ReMe/docs/vector_store_api_guide.md at main · tanzcoding/ReMe

jupytext

formats

text_representation

md:myst

extension	format_name	format_version	jupytext_version
.md	myst	0.13	1.11.5

kernelspec

display_name	language	name
Python 3	python	python3

Vector Store User Guide

Vector Store is a component designed for storing, managing, and retrieving vector embeddings. It supports features such as workspace management, similarity search, and metadata filtering.

Core Concepts

Workspace: Each workspace is an independent vector storage unit used to organize and manage related vector nodes.

VectorNode: A data unit containing text content, vector embedding, and metadata. It serves as the fundamental unit for storage and retrieval.

Embedding Model: Used to convert text into vector embeddings. It supports automatic generation of both node vectors and query vectors.

Available Implementations

FlowLLM provides multiple Vector Store implementations tailored to different use cases:

LocalVectorStore (source code): A file-based local implementation that persists data in JSONL format. Suitable for single-machine deployments and small-scale datasets.
MemoryVectorStore (source code): An in-memory implementation offering fast access speeds. Ideal for temporary data or testing scenarios.
QdrantVectorStore (source code): Built on the Qdrant vector database, supporting high-performance vector search. Recommended for large-scale production environments.
ChromaVectorStore (source code): Based on ChromaDB, providing persistent storage and metadata filtering capabilities.
EsVectorStore (source code): Built on Elasticsearch, enabling powerful combined full-text and vector search functionalities.

All Vector Store implementations inherit from BaseVectorStore (source code), ensuring a consistent interface specification.

Core Features

Workspace Management

Create Workspace: Create a new workspace for storing vector nodes.
Delete Workspace: Remove a workspace along with all its data.

■ What is asked:
A) List every Vector Store implementation that the Vector Store user guide names as available.
B) According to the Vector Store user guide, in what format does LocalVectorStore persist its data?
C) Extend the Vector Store user guide, starting right after its final line.

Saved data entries

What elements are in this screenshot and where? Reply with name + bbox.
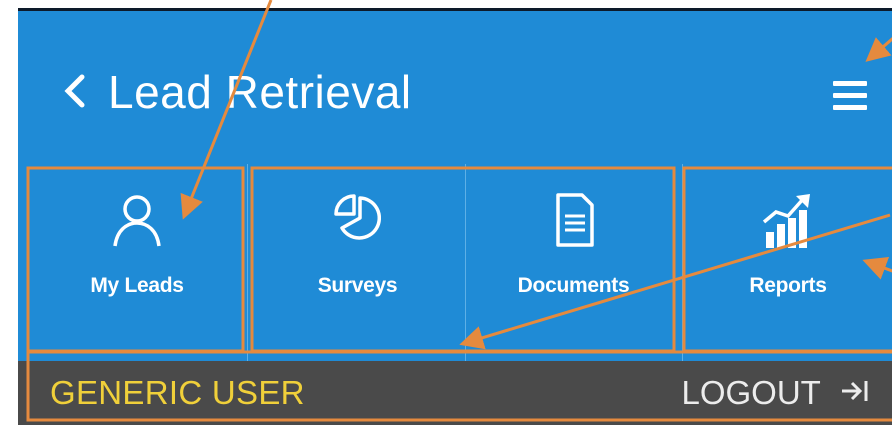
nav-item-my-leads[interactable]: My Leads (28, 164, 246, 361)
nav-item-label: Surveys (317, 274, 398, 297)
nav-divider (682, 164, 683, 361)
nav-item-label: Reports (749, 274, 827, 297)
menu-bar (833, 105, 867, 110)
nav-tile-bar: My Leads Surveys Documents Reports (18, 164, 892, 361)
hamburger-menu-icon[interactable] (833, 79, 867, 113)
user-name: GENERIC USER (50, 374, 305, 411)
page-title: Lead Retrieval (108, 66, 412, 118)
logout-button[interactable]: LOGOUT (681, 373, 870, 413)
nav-divider (247, 164, 248, 361)
nav-item-surveys[interactable]: Surveys (250, 164, 465, 361)
nav-item-reports[interactable]: Reports (684, 164, 892, 361)
menu-bar (833, 93, 867, 98)
back-chevron (64, 74, 85, 108)
app-header: Lead Retrieval (18, 11, 892, 164)
app-screen: Lead Retrieval My Leads Surveys Document… (18, 8, 892, 425)
logout-label: LOGOUT (681, 374, 821, 411)
nav-item-label: My Leads (90, 274, 184, 297)
menu-bar (833, 81, 867, 86)
document-icon (546, 192, 602, 248)
pie-chart-icon (330, 192, 386, 248)
nav-item-label: Documents (517, 274, 630, 297)
logout-arrow-icon (840, 373, 870, 413)
person-icon (109, 192, 165, 248)
chevron-left-icon[interactable] (62, 73, 88, 109)
user-status-bar: GENERIC USER LOGOUT (18, 361, 892, 425)
bar-chart-growth-icon (760, 192, 816, 248)
nav-item-documents[interactable]: Documents (466, 164, 681, 361)
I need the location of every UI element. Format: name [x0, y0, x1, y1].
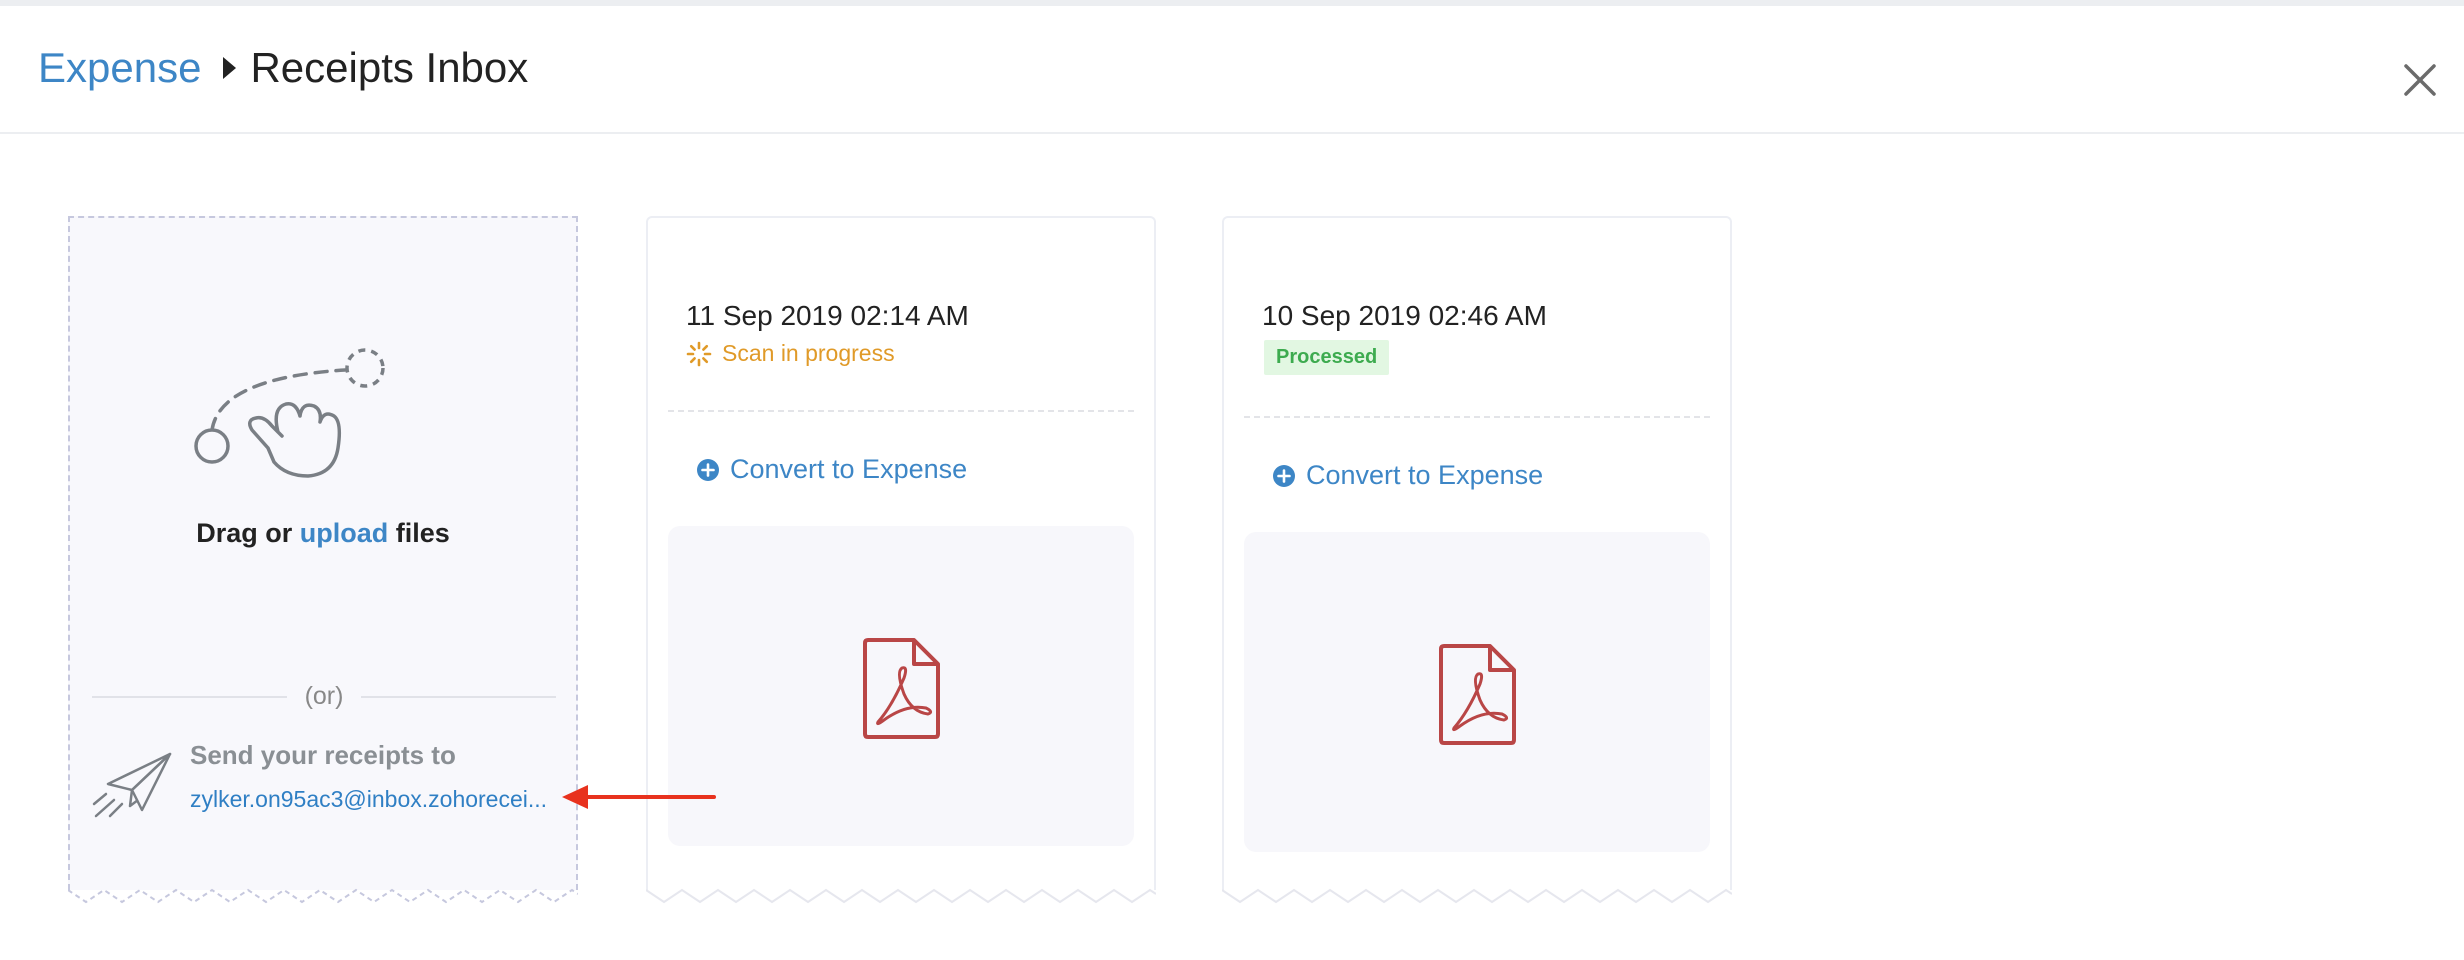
pdf-file-icon [863, 638, 940, 739]
annotation-arrow-icon [562, 785, 716, 809]
page-header: Expense Receipts Inbox [0, 6, 2464, 134]
page-title: Receipts Inbox [250, 44, 529, 91]
card-torn-edge [646, 888, 1156, 904]
paper-plane-icon [92, 752, 172, 818]
close-button[interactable] [2398, 58, 2442, 102]
or-line-left [92, 695, 287, 698]
receipt-divider [668, 410, 1134, 412]
card-torn-edge [1222, 888, 1732, 904]
drag-upload-text: Drag or upload files [70, 518, 576, 549]
spinner-icon [686, 341, 712, 366]
upload-dropzone[interactable]: Drag or upload files (or) Send your rece… [68, 216, 578, 904]
status-text: Scan in progress [722, 340, 895, 366]
breadcrumb: Expense Receipts Inbox [38, 44, 528, 92]
plus-circle-icon [1273, 464, 1295, 487]
convert-to-expense-button[interactable]: Convert to Expense [696, 454, 967, 485]
send-receipts-label: Send your receipts to [190, 740, 456, 770]
drag-text-suffix: files [395, 518, 450, 548]
inbox-email-link[interactable]: zylker.on95ac3@inbox.zohorecei... [190, 786, 547, 813]
receipt-card[interactable]: 11 Sep 2019 02:14 AM Scan in progress Co… [646, 216, 1156, 904]
receipt-preview[interactable] [668, 526, 1134, 846]
receipt-divider [1244, 416, 1710, 418]
convert-to-expense-button[interactable]: Convert to Expense [1272, 460, 1543, 491]
receipt-date: 11 Sep 2019 02:14 AM [686, 300, 969, 331]
receipt-date: 10 Sep 2019 02:46 AM [1262, 300, 1547, 331]
status-badge: Processed [1264, 340, 1390, 375]
close-icon [2404, 64, 2436, 96]
receipt-card[interactable]: 10 Sep 2019 02:46 AM Processed Convert t… [1222, 216, 1732, 904]
receipt-preview[interactable] [1244, 532, 1710, 852]
upload-link[interactable]: upload [300, 518, 389, 548]
plus-circle-icon [697, 458, 719, 481]
breadcrumb-separator-icon [223, 57, 237, 79]
or-text: (or) [304, 682, 344, 710]
breadcrumb-expense-link[interactable]: Expense [38, 44, 201, 92]
drag-text-prefix: Drag or [196, 518, 293, 548]
or-divider: (or) [92, 682, 557, 711]
convert-label: Convert to Expense [1306, 460, 1544, 490]
status-scan-in-progress: Scan in progress [686, 340, 895, 367]
convert-label: Convert to Expense [730, 454, 968, 484]
or-line-right [361, 695, 557, 698]
pdf-file-icon [1439, 644, 1516, 745]
drag-gesture-icon [194, 348, 385, 478]
card-torn-edge [68, 888, 578, 904]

■ Answers below:
A)
LocalVectorStore
MemoryVectorStore
QdrantVectorStore
ChromaVectorStore
EsVectorStore

B) LocalVectorStore persists data in JSONL format.

C)
Check Workspace Existence: Verify whether a specified workspace exists.
List Workspaces: Retrieve a list of all existing workspaces.
Copy Workspace: Duplicate data from one workspace to another.

Node Operations

Insert Nodes: Insert vector nodes into a workspace, supporting single or batch insertion with automatic vector embedding generation.
Delete Nodes: Remove specific nodes by their IDs.
Iterate Nodes: Traverse all nodes within a workspace.

Vector Search

Similarity Search: Perform vector similarity searches based on text queries, returning the top-K most similar results.
Metadata Filtering: Apply filtering conditions based on metadata, including exact matches and range queries.
Similarity Scores: Search results include similarity scores to evaluate match quality.

Data Import/Export

Export Workspace: Export workspace data to a file or specified path.
Import Workspace: Import data into a workspace from a file or a list of nodes.
Callback Functions: Support callback functions during import/export for data transformation.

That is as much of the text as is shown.